The input -
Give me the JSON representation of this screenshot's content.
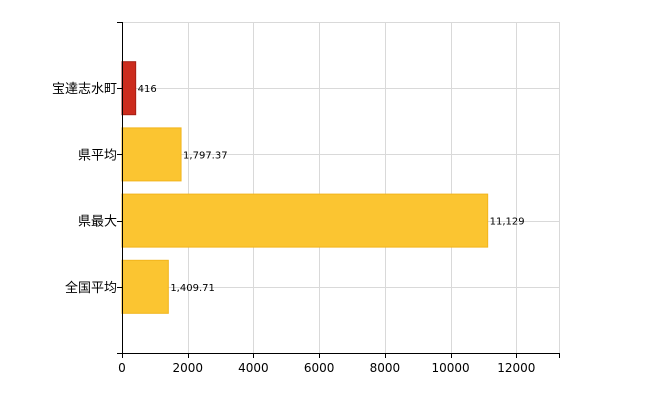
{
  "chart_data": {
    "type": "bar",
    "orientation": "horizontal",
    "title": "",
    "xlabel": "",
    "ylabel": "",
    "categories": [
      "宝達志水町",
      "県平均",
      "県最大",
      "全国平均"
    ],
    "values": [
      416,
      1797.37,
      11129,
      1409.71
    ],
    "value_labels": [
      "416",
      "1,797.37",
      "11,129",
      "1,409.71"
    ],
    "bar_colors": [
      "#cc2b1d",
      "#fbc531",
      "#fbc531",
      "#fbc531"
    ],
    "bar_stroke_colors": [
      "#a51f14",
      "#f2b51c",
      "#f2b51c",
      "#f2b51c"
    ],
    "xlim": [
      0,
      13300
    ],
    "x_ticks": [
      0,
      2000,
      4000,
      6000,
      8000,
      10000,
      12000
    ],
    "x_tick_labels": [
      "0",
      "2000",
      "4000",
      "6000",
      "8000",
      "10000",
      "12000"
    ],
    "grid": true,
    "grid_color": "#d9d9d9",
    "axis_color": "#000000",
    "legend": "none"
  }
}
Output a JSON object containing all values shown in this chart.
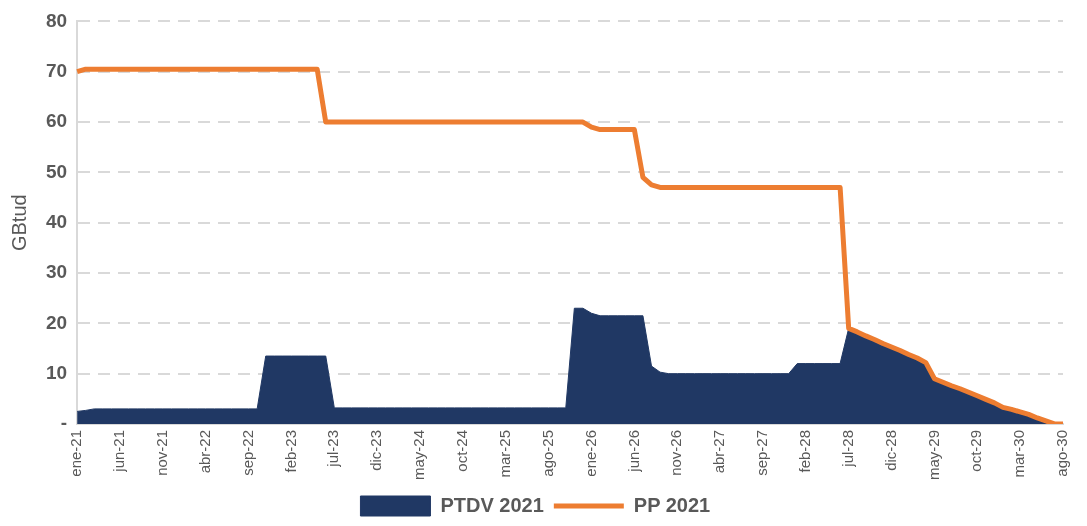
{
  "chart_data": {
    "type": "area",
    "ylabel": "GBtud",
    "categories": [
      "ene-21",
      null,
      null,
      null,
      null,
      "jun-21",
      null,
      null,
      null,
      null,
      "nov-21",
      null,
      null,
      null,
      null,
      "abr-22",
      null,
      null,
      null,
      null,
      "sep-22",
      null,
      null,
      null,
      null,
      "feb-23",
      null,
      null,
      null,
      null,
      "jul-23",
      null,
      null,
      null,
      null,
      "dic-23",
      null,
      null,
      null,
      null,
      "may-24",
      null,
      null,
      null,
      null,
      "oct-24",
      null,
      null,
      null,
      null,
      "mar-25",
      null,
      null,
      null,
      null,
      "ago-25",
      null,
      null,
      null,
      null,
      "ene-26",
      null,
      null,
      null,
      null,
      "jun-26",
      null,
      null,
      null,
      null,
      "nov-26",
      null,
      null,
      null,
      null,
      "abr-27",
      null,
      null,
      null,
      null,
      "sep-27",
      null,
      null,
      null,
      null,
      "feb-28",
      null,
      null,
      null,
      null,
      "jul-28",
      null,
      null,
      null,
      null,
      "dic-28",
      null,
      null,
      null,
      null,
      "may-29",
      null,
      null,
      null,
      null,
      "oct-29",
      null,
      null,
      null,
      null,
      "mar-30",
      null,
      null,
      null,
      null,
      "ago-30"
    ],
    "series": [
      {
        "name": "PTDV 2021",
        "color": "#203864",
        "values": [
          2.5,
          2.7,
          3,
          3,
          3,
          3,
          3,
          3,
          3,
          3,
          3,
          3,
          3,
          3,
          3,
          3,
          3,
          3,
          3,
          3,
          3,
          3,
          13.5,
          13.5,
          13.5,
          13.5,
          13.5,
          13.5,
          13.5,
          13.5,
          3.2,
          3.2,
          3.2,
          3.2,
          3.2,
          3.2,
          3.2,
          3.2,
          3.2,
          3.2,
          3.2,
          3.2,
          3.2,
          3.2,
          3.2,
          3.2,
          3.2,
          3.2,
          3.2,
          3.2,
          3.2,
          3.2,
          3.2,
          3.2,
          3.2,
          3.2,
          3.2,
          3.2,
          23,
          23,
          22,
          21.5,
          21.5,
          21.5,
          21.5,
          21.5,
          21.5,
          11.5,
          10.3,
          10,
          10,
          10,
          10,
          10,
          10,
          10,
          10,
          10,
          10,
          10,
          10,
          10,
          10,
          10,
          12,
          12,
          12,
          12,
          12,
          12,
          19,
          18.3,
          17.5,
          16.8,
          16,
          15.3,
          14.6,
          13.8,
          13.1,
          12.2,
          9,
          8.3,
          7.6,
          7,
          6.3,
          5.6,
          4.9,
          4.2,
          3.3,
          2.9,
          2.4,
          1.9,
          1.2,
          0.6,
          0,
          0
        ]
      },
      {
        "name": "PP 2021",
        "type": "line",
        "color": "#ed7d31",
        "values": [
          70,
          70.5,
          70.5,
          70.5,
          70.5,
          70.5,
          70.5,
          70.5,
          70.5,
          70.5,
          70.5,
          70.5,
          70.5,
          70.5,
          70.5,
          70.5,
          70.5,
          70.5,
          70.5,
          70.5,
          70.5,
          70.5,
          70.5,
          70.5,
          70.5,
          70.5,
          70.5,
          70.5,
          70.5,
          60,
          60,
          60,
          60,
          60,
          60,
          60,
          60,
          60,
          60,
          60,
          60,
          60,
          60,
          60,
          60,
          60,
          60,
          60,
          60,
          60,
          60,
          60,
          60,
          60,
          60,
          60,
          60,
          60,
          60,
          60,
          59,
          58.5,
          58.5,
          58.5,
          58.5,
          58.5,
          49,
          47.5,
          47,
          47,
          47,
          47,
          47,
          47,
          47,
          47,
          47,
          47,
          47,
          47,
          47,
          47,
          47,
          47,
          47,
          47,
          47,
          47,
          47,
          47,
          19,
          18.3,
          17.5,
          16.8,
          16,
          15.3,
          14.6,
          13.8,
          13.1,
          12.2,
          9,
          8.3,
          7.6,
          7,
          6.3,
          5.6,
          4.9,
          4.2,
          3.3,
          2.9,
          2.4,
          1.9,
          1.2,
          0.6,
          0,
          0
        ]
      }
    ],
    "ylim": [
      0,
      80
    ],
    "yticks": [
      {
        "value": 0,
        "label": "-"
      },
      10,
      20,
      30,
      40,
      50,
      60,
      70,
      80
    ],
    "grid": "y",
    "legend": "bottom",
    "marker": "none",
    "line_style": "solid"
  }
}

Exercise details - Retype the entries word for word. Omit any images.

Output of the exercise -
Give me the JSON representation of this screenshot's content.
{
  "chart_data": {
    "type": "bar",
    "orientation": "horizontal",
    "title": "",
    "xlabel": "",
    "ylabel": "",
    "categories": [
      "宝達志水町",
      "県平均",
      "県最大",
      "全国平均"
    ],
    "values": [
      416,
      1797.37,
      11129,
      1409.71
    ],
    "value_labels": [
      "416",
      "1,797.37",
      "11,129",
      "1,409.71"
    ],
    "bar_colors": [
      "#cc2b1d",
      "#fbc531",
      "#fbc531",
      "#fbc531"
    ],
    "bar_stroke_colors": [
      "#a51f14",
      "#f2b51c",
      "#f2b51c",
      "#f2b51c"
    ],
    "xlim": [
      0,
      13300
    ],
    "x_ticks": [
      0,
      2000,
      4000,
      6000,
      8000,
      10000,
      12000
    ],
    "x_tick_labels": [
      "0",
      "2000",
      "4000",
      "6000",
      "8000",
      "10000",
      "12000"
    ],
    "grid": true,
    "grid_color": "#d9d9d9",
    "axis_color": "#000000",
    "legend": "none"
  }
}
Output a JSON object containing all values shown in this chart.
{
  "chart_data": {
    "type": "area",
    "ylabel": "GBtud",
    "categories": [
      "ene-21",
      null,
      null,
      null,
      null,
      "jun-21",
      null,
      null,
      null,
      null,
      "nov-21",
      null,
      null,
      null,
      null,
      "abr-22",
      null,
      null,
      null,
      null,
      "sep-22",
      null,
      null,
      null,
      null,
      "feb-23",
      null,
      null,
      null,
      null,
      "jul-23",
      null,
      null,
      null,
      null,
      "dic-23",
      null,
      null,
      null,
      null,
      "may-24",
      null,
      null,
      null,
      null,
      "oct-24",
      null,
      null,
      null,
      null,
      "mar-25",
      null,
      null,
      null,
      null,
      "ago-25",
      null,
      null,
      null,
      null,
      "ene-26",
      null,
      null,
      null,
      null,
      "jun-26",
      null,
      null,
      null,
      null,
      "nov-26",
      null,
      null,
      null,
      null,
      "abr-27",
      null,
      null,
      null,
      null,
      "sep-27",
      null,
      null,
      null,
      null,
      "feb-28",
      null,
      null,
      null,
      null,
      "jul-28",
      null,
      null,
      null,
      null,
      "dic-28",
      null,
      null,
      null,
      null,
      "may-29",
      null,
      null,
      null,
      null,
      "oct-29",
      null,
      null,
      null,
      null,
      "mar-30",
      null,
      null,
      null,
      null,
      "ago-30"
    ],
    "series": [
      {
        "name": "PTDV 2021",
        "color": "#203864",
        "values": [
          2.5,
          2.7,
          3,
          3,
          3,
          3,
          3,
          3,
          3,
          3,
          3,
          3,
          3,
          3,
          3,
          3,
          3,
          3,
          3,
          3,
          3,
          3,
          13.5,
          13.5,
          13.5,
          13.5,
          13.5,
          13.5,
          13.5,
          13.5,
          3.2,
          3.2,
          3.2,
          3.2,
          3.2,
          3.2,
          3.2,
          3.2,
          3.2,
          3.2,
          3.2,
          3.2,
          3.2,
          3.2,
          3.2,
          3.2,
          3.2,
          3.2,
          3.2,
          3.2,
          3.2,
          3.2,
          3.2,
          3.2,
          3.2,
          3.2,
          3.2,
          3.2,
          23,
          23,
          22,
          21.5,
          21.5,
          21.5,
          21.5,
          21.5,
          21.5,
          11.5,
          10.3,
          10,
          10,
          10,
          10,
          10,
          10,
          10,
          10,
          10,
          10,
          10,
          10,
          10,
          10,
          10,
          12,
          12,
          12,
          12,
          12,
          12,
          19,
          18.3,
          17.5,
          16.8,
          16,
          15.3,
          14.6,
          13.8,
          13.1,
          12.2,
          9,
          8.3,
          7.6,
          7,
          6.3,
          5.6,
          4.9,
          4.2,
          3.3,
          2.9,
          2.4,
          1.9,
          1.2,
          0.6,
          0,
          0
        ]
      },
      {
        "name": "PP 2021",
        "type": "line",
        "color": "#ed7d31",
        "values": [
          70,
          70.5,
          70.5,
          70.5,
          70.5,
          70.5,
          70.5,
          70.5,
          70.5,
          70.5,
          70.5,
          70.5,
          70.5,
          70.5,
          70.5,
          70.5,
          70.5,
          70.5,
          70.5,
          70.5,
          70.5,
          70.5,
          70.5,
          70.5,
          70.5,
          70.5,
          70.5,
          70.5,
          70.5,
          60,
          60,
          60,
          60,
          60,
          60,
          60,
          60,
          60,
          60,
          60,
          60,
          60,
          60,
          60,
          60,
          60,
          60,
          60,
          60,
          60,
          60,
          60,
          60,
          60,
          60,
          60,
          60,
          60,
          60,
          60,
          59,
          58.5,
          58.5,
          58.5,
          58.5,
          58.5,
          49,
          47.5,
          47,
          47,
          47,
          47,
          47,
          47,
          47,
          47,
          47,
          47,
          47,
          47,
          47,
          47,
          47,
          47,
          47,
          47,
          47,
          47,
          47,
          47,
          19,
          18.3,
          17.5,
          16.8,
          16,
          15.3,
          14.6,
          13.8,
          13.1,
          12.2,
          9,
          8.3,
          7.6,
          7,
          6.3,
          5.6,
          4.9,
          4.2,
          3.3,
          2.9,
          2.4,
          1.9,
          1.2,
          0.6,
          0,
          0
        ]
      }
    ],
    "ylim": [
      0,
      80
    ],
    "yticks": [
      {
        "value": 0,
        "label": "-"
      },
      10,
      20,
      30,
      40,
      50,
      60,
      70,
      80
    ],
    "grid": "y",
    "legend": "bottom",
    "marker": "none",
    "line_style": "solid"
  }
}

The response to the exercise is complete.